What to produce.
Set down exactly the lines running from the line with "Give me the" to the end of the listing below, both ends included.
— BEGIN Data to process —
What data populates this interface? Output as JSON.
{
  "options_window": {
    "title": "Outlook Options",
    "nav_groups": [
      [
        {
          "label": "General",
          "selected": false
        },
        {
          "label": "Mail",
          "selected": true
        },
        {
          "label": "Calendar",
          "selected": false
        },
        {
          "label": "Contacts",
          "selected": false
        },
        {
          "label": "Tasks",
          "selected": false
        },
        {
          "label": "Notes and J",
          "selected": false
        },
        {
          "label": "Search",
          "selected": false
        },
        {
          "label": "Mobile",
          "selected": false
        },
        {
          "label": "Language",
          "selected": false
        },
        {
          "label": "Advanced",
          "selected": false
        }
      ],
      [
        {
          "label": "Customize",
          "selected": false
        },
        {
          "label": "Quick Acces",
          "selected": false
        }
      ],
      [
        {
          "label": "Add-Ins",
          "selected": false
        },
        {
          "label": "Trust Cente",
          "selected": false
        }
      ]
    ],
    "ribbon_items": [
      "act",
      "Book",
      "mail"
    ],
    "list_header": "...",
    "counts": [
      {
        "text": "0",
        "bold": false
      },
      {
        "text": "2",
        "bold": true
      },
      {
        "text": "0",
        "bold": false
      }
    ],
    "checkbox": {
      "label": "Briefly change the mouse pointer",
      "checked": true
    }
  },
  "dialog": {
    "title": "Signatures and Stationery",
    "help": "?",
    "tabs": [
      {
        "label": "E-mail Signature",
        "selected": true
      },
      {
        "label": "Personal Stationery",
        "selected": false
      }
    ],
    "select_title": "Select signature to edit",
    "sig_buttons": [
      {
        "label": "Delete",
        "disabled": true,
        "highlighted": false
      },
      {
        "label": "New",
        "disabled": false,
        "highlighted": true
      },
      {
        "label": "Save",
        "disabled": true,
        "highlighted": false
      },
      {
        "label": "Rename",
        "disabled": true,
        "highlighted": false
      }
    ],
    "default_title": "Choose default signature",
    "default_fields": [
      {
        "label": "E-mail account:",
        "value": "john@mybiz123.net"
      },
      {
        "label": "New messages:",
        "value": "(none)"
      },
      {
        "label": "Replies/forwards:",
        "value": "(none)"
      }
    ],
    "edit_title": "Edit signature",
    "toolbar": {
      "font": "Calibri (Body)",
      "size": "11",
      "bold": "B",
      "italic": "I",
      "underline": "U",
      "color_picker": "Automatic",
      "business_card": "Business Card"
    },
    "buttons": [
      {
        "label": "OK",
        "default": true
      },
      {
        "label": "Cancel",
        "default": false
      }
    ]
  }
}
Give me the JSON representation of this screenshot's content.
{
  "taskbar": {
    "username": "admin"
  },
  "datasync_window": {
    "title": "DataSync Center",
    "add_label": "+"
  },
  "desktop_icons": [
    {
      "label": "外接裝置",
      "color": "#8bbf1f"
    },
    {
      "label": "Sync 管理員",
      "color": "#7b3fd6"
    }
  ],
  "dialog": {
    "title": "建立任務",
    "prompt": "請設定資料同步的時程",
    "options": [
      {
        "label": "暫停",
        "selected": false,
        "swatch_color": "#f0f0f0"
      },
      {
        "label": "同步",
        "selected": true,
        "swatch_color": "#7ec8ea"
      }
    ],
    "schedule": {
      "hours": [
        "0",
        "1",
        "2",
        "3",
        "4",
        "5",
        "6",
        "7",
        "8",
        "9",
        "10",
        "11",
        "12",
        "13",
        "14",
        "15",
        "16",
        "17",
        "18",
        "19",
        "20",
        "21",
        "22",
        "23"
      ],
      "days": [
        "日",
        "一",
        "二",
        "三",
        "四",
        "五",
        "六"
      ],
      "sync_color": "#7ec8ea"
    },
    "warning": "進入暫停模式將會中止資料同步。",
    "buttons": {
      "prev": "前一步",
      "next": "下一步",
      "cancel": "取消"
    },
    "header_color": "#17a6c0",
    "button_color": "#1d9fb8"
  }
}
— END Data to process —
Output below.
Give me the JSON representation of this screenshot's content.
{
  "taskbar": {
    "username": "admin"
  },
  "datasync_window": {
    "title": "DataSync Center",
    "add_label": "+"
  },
  "desktop_icons": [
    {
      "label": "外接裝置",
      "color": "#8bbf1f"
    },
    {
      "label": "Sync 管理員",
      "color": "#7b3fd6"
    }
  ],
  "dialog": {
    "title": "建立任務",
    "prompt": "請設定資料同步的時程",
    "options": [
      {
        "label": "暫停",
        "selected": false,
        "swatch_color": "#f0f0f0"
      },
      {
        "label": "同步",
        "selected": true,
        "swatch_color": "#7ec8ea"
      }
    ],
    "schedule": {
      "hours": [
        "0",
        "1",
        "2",
        "3",
        "4",
        "5",
        "6",
        "7",
        "8",
        "9",
        "10",
        "11",
        "12",
        "13",
        "14",
        "15",
        "16",
        "17",
        "18",
        "19",
        "20",
        "21",
        "22",
        "23"
      ],
      "days": [
        "日",
        "一",
        "二",
        "三",
        "四",
        "五",
        "六"
      ],
      "sync_color": "#7ec8ea"
    },
    "warning": "進入暫停模式將會中止資料同步。",
    "buttons": {
      "prev": "前一步",
      "next": "下一步",
      "cancel": "取消"
    },
    "header_color": "#17a6c0",
    "button_color": "#1d9fb8"
  }
}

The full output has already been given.